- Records
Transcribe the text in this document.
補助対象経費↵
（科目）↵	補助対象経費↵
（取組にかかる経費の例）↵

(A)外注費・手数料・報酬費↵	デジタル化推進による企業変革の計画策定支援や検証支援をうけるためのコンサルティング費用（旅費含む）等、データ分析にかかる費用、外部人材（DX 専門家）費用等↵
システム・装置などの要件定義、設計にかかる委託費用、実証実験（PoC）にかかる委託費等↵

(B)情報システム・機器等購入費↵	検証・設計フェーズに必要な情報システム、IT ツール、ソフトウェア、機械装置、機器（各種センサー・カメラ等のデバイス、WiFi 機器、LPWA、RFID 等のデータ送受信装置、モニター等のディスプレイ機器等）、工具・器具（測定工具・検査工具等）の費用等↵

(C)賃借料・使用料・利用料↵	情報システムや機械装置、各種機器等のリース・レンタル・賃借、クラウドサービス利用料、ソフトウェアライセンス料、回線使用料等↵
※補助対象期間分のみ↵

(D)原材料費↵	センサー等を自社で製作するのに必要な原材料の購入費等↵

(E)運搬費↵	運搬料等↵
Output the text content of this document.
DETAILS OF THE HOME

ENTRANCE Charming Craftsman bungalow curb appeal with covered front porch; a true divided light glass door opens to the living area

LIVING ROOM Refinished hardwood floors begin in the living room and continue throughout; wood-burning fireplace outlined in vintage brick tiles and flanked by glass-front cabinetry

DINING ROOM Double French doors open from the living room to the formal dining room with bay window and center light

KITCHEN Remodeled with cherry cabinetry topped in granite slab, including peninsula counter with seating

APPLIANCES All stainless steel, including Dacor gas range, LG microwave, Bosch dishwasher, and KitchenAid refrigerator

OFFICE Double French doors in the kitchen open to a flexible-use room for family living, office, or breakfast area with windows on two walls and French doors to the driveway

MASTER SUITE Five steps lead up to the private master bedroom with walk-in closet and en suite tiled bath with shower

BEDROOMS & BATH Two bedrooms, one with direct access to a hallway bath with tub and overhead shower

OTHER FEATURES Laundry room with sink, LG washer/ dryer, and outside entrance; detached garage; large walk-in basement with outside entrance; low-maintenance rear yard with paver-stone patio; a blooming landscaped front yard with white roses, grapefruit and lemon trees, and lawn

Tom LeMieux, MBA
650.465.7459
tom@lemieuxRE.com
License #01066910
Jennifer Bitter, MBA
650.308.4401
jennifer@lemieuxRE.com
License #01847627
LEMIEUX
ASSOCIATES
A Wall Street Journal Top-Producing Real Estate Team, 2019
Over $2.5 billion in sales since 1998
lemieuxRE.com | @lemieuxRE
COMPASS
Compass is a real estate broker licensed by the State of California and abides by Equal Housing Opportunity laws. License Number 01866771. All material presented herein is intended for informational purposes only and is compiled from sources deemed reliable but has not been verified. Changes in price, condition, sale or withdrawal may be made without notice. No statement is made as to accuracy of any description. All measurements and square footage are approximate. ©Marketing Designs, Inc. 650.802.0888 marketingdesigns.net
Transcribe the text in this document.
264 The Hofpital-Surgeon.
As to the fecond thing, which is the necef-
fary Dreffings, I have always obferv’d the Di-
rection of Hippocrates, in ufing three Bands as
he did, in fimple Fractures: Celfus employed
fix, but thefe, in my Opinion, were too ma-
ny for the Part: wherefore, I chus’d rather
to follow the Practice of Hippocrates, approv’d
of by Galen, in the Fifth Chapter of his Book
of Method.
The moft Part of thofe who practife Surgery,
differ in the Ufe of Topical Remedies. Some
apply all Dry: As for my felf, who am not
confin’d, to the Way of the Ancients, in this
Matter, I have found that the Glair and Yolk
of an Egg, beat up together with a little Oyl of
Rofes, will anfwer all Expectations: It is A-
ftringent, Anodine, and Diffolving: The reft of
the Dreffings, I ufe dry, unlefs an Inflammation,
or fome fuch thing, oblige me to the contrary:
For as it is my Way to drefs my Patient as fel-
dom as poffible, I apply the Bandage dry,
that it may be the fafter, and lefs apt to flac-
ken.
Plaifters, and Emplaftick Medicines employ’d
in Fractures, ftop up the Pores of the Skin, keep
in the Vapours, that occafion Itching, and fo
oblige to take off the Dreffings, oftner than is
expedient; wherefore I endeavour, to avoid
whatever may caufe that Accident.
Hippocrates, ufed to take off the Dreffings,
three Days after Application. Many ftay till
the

- Problem to solve
Check each line of the entries above, and show every one holding the word "lemieuxRE".

- Exercise answer
tom@lemieuxRE.com
jennifer@lemieuxRE.com
lemieuxRE.com | @lemieuxRE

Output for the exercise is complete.